Filter the entries and keep only the lines where the string "were" appears.
[begin Supplied records]
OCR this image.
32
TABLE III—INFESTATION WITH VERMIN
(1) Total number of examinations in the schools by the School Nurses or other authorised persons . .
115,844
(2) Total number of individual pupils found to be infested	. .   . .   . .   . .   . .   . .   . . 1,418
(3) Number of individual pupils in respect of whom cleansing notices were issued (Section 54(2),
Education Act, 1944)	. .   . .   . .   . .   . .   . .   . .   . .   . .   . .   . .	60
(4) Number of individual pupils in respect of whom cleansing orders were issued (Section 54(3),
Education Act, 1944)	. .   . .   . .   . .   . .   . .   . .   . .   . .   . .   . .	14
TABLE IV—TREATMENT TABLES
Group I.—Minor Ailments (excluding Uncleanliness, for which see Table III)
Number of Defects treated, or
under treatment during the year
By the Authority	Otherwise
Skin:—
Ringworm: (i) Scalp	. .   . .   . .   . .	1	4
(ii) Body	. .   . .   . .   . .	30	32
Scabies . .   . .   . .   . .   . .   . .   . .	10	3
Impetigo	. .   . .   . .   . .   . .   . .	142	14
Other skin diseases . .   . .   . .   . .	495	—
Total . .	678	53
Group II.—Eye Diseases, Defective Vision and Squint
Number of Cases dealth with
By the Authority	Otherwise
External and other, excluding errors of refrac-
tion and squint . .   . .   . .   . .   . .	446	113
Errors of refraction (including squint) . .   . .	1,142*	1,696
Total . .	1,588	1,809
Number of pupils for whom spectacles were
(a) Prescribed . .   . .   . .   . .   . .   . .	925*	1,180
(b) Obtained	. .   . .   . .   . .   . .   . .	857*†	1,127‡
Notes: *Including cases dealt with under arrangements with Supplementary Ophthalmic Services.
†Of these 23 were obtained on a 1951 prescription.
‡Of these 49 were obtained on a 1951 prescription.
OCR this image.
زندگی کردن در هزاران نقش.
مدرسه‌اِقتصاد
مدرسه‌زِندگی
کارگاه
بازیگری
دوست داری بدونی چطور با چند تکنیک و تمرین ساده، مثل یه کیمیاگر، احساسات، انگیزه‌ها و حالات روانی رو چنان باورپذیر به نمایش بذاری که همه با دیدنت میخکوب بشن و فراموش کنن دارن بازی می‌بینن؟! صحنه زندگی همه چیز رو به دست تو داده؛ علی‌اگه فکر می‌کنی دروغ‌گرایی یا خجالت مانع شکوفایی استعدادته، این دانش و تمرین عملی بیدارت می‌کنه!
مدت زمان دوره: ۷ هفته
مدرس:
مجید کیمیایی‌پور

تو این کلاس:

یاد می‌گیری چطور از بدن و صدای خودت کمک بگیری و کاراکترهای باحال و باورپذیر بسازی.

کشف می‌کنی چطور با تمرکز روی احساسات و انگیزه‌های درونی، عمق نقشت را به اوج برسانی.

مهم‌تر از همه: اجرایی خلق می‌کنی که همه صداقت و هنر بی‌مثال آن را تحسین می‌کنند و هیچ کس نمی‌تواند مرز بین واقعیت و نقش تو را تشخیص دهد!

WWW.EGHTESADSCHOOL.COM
[end Supplied records]
▸ Expected output:
(3) Number of individual pupils in respect of whom cleansing notices were issued (Section 54(2),
(4) Number of individual pupils in respect of whom cleansing orders were issued (Section 54(3),
Number of pupils for whom spectacles were
†Of these 23 were obtained on a 1951 prescription.
‡Of these 49 were obtained on a 1951 prescription.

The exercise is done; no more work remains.